Records contained in a dataset:
------

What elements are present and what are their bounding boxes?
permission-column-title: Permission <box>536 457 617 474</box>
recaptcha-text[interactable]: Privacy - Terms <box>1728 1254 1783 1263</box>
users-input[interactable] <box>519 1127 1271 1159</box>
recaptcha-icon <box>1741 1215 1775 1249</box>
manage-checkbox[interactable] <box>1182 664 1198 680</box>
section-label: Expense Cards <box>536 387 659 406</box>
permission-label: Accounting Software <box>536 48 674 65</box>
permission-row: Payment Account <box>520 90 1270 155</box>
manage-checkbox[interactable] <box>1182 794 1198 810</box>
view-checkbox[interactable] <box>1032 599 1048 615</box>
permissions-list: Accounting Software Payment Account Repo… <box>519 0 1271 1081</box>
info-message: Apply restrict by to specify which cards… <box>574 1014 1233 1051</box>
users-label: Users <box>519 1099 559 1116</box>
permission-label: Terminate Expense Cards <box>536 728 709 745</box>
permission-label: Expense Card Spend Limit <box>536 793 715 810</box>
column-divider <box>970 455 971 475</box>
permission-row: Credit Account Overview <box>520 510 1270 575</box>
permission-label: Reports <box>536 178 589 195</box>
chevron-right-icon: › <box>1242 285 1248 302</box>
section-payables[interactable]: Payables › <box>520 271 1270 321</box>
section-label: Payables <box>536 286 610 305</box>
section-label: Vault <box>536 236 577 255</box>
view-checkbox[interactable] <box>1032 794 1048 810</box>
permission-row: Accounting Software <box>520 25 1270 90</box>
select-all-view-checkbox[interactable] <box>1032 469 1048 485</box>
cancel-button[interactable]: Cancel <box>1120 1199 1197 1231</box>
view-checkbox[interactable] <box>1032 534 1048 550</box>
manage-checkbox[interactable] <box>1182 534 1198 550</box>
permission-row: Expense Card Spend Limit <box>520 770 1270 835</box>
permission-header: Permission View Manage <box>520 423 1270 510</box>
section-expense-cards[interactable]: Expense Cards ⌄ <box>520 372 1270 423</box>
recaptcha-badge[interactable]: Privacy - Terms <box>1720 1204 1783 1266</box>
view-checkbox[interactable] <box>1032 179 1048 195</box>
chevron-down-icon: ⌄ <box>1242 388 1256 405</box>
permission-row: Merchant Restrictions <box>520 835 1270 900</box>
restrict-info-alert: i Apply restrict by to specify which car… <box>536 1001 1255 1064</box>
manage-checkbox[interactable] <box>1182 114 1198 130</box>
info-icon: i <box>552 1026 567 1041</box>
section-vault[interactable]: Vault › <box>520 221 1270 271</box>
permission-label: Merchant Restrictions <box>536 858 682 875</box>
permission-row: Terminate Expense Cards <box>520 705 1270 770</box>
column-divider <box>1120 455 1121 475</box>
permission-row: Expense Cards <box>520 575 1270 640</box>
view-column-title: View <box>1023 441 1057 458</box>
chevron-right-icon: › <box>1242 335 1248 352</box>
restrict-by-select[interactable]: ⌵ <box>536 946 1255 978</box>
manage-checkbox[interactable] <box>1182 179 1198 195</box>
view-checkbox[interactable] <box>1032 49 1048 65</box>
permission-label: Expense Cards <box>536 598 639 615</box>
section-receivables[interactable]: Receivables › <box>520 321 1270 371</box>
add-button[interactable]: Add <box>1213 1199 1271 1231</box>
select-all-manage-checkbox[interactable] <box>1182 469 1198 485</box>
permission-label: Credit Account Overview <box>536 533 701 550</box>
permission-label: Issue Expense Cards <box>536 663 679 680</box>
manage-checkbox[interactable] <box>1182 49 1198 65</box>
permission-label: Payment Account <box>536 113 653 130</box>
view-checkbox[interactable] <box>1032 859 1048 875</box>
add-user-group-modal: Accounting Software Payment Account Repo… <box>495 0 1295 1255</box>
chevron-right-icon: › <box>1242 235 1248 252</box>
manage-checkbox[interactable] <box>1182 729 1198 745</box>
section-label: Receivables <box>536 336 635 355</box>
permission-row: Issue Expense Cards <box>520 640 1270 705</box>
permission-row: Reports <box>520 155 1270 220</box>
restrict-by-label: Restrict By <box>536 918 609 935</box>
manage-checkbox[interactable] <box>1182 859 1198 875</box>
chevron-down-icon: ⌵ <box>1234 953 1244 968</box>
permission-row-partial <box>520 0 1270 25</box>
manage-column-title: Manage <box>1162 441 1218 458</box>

------

# WHAT YOU NEED TO DO
Copy out again, unchanged, the lines above from the very first one through the line that contains "permission-label: Terminate Expense", with both of those lines included.

# ANSWER FOR THIS EXERCISE
What elements are present and what are their bounding boxes?
permission-column-title: Permission <box>536 457 617 474</box>
recaptcha-text[interactable]: Privacy - Terms <box>1728 1254 1783 1263</box>
users-input[interactable] <box>519 1127 1271 1159</box>
recaptcha-icon <box>1741 1215 1775 1249</box>
manage-checkbox[interactable] <box>1182 664 1198 680</box>
section-label: Expense Cards <box>536 387 659 406</box>
permission-label: Accounting Software <box>536 48 674 65</box>
permission-row: Payment Account <box>520 90 1270 155</box>
manage-checkbox[interactable] <box>1182 794 1198 810</box>
view-checkbox[interactable] <box>1032 599 1048 615</box>
permissions-list: Accounting Software Payment Account Repo… <box>519 0 1271 1081</box>
info-message: Apply restrict by to specify which cards… <box>574 1014 1233 1051</box>
users-label: Users <box>519 1099 559 1116</box>
permission-label: Terminate Expense Cards <box>536 728 709 745</box>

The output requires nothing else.